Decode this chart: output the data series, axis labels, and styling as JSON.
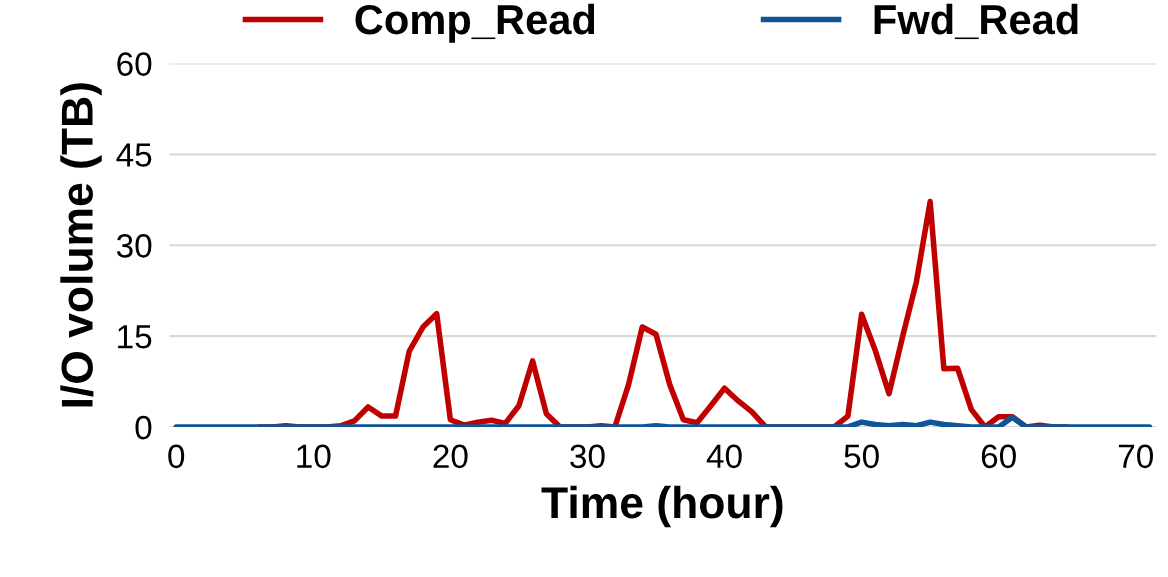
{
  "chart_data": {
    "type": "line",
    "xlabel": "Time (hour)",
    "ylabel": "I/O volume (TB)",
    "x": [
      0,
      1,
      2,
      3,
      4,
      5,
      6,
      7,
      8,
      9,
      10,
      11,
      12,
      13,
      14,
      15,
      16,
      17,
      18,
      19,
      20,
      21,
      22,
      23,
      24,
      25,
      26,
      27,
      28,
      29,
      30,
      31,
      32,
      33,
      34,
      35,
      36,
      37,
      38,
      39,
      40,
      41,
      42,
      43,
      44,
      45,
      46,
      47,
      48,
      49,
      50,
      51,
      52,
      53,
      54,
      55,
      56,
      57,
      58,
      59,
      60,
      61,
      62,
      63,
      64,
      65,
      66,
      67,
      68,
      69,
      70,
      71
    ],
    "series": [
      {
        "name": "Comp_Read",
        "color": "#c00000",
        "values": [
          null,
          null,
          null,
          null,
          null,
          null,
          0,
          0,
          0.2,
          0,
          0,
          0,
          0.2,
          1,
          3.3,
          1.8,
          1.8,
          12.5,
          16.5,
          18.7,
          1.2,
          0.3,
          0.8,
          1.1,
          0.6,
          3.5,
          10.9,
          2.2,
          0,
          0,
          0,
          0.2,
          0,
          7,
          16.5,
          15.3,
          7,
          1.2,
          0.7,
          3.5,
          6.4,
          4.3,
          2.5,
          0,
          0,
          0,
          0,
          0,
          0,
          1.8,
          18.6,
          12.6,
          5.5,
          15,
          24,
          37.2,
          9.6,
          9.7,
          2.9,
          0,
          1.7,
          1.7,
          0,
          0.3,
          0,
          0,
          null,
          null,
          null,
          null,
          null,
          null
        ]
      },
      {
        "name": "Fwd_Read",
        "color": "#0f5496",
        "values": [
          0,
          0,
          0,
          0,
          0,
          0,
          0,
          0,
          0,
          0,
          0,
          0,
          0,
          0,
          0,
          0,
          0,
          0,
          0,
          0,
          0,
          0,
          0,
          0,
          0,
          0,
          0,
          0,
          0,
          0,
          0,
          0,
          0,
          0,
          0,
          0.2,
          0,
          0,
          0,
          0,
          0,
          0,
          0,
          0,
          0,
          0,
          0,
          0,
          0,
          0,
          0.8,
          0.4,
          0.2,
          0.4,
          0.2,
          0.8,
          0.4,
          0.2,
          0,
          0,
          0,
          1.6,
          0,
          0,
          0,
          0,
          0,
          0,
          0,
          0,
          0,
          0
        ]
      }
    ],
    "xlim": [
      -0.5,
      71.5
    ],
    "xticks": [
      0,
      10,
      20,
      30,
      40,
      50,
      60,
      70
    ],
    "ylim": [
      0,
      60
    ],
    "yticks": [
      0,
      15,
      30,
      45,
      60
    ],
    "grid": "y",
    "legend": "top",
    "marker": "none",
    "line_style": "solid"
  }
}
==
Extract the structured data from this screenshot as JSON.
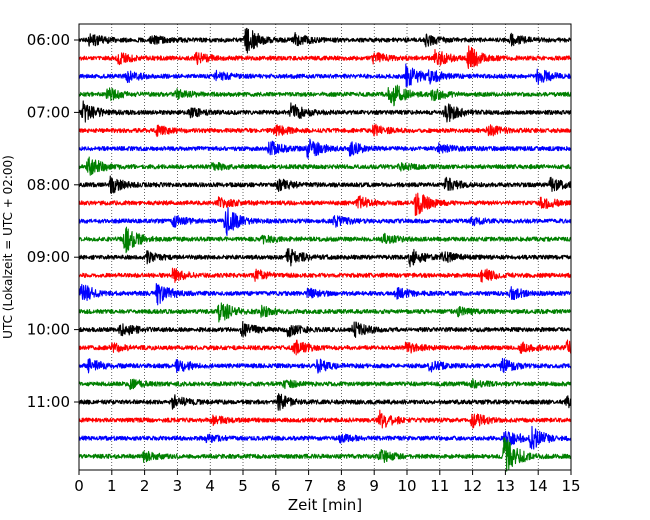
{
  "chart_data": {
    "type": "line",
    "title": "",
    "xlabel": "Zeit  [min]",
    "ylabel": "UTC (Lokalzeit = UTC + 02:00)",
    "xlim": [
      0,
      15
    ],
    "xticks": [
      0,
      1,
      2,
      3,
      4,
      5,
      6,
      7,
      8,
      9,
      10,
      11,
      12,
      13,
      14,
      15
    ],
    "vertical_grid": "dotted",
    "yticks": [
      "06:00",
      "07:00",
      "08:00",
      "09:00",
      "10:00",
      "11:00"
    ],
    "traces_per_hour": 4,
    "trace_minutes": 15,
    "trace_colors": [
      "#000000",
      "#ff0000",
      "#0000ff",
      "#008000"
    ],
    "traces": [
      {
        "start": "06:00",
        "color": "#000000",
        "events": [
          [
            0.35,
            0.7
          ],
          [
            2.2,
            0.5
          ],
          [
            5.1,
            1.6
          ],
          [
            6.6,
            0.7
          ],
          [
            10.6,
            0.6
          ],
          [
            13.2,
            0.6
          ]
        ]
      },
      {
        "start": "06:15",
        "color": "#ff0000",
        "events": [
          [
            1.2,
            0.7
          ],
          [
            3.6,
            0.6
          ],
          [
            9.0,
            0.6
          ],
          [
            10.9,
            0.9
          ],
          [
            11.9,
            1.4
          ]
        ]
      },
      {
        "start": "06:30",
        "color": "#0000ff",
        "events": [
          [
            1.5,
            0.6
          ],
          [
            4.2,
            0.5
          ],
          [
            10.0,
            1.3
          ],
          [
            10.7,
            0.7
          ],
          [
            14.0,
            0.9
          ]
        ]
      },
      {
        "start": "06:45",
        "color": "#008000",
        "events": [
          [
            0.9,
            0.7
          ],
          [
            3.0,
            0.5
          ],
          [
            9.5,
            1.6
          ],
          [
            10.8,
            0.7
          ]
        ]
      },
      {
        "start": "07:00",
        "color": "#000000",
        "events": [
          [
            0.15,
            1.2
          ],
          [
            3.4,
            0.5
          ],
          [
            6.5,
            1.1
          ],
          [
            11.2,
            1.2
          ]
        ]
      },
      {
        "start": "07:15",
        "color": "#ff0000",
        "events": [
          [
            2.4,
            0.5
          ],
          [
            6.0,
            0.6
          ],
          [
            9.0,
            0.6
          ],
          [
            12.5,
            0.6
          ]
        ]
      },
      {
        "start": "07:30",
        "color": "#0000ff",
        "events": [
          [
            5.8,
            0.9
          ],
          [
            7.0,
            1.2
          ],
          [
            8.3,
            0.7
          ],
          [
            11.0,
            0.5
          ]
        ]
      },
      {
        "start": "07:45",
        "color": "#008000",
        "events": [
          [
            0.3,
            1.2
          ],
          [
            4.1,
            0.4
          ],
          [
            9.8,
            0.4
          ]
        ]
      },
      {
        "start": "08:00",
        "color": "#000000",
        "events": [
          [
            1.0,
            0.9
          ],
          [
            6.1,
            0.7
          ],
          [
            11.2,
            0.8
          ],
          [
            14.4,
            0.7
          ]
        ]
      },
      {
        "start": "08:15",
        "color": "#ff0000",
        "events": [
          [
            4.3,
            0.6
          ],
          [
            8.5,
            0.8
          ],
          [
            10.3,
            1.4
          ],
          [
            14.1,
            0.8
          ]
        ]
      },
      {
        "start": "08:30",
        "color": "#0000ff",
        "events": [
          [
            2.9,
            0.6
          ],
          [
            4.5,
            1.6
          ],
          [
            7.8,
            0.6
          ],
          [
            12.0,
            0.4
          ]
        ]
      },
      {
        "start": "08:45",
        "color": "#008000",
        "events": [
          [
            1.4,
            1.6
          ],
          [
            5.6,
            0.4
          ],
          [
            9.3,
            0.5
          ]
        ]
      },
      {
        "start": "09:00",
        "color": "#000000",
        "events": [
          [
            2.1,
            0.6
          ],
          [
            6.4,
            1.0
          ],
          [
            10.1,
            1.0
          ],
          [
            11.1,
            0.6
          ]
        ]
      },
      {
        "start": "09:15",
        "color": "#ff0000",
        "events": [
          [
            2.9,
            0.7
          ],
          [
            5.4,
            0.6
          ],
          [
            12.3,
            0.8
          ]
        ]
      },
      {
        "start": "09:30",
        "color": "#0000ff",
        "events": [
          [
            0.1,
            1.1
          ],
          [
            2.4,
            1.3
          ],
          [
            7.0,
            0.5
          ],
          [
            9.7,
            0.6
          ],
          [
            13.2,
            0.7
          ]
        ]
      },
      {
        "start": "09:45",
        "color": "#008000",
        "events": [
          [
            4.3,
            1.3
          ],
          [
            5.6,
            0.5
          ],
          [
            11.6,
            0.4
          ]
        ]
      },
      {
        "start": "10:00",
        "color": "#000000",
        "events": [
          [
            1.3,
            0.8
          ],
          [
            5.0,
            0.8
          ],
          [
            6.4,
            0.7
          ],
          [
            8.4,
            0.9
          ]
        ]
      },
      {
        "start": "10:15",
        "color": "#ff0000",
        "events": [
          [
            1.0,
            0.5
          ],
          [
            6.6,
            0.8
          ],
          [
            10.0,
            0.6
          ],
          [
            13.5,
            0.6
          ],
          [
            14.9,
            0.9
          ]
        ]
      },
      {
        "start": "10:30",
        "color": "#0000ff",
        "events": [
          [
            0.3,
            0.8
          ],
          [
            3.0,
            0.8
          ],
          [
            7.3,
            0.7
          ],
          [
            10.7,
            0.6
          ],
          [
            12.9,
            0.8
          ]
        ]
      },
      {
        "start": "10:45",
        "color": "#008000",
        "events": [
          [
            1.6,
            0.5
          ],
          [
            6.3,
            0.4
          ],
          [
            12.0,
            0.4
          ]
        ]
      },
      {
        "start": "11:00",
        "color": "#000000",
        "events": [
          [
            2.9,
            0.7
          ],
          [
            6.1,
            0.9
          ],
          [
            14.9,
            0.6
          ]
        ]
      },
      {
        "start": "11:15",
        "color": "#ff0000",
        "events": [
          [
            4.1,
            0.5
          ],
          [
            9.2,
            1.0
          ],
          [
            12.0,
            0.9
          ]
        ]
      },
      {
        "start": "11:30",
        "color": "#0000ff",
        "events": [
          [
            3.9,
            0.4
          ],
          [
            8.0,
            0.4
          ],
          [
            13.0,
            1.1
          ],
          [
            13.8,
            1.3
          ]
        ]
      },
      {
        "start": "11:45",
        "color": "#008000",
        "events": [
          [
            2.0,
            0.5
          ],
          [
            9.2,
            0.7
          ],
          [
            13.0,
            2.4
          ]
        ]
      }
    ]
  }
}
* * *
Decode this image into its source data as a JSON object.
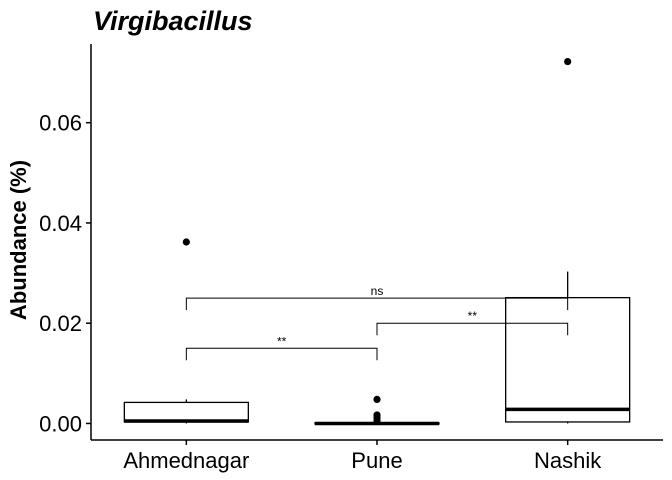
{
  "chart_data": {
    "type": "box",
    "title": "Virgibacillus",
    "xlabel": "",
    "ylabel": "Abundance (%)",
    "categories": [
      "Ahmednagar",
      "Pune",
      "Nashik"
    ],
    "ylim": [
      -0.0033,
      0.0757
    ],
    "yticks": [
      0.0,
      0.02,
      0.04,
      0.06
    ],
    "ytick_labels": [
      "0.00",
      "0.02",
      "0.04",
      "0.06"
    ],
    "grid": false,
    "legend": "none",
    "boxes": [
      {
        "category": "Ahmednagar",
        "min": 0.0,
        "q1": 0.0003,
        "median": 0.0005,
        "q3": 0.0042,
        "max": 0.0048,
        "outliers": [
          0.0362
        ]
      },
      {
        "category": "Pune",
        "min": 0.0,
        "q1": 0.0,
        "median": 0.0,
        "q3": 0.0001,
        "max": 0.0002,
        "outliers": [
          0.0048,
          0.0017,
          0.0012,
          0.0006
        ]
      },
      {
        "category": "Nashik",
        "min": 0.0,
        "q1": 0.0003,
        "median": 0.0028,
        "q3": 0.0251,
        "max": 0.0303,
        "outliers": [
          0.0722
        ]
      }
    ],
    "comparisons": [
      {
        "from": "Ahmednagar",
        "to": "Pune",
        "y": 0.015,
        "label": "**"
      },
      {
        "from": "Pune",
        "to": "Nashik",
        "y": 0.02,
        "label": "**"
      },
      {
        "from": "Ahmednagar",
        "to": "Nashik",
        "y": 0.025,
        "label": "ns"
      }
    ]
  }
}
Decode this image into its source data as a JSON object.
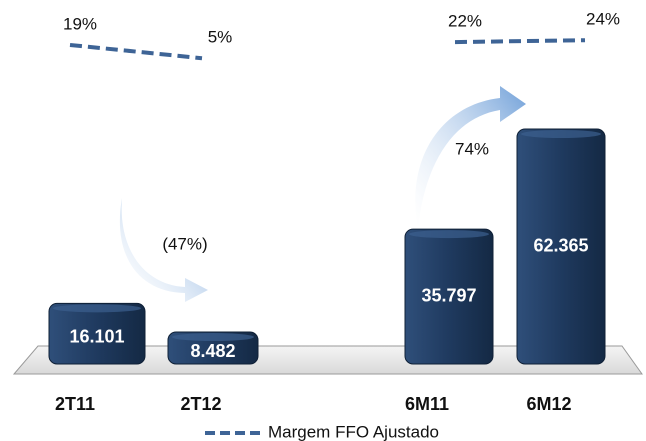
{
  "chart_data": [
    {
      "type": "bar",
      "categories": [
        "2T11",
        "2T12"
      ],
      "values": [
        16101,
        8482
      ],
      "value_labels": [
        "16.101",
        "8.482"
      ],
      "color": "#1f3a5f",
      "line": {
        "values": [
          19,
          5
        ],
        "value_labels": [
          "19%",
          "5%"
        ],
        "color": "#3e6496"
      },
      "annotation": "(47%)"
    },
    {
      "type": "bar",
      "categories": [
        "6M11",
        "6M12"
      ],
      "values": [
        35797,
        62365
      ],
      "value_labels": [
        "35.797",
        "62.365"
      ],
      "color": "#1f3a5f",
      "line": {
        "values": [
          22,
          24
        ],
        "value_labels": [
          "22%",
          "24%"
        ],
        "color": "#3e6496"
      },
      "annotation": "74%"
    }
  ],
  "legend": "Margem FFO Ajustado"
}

## SHORT EXERCISE
Say the number of lines in the listing that hold "series", with no added words.

## ANSWER TO THIS TASK
2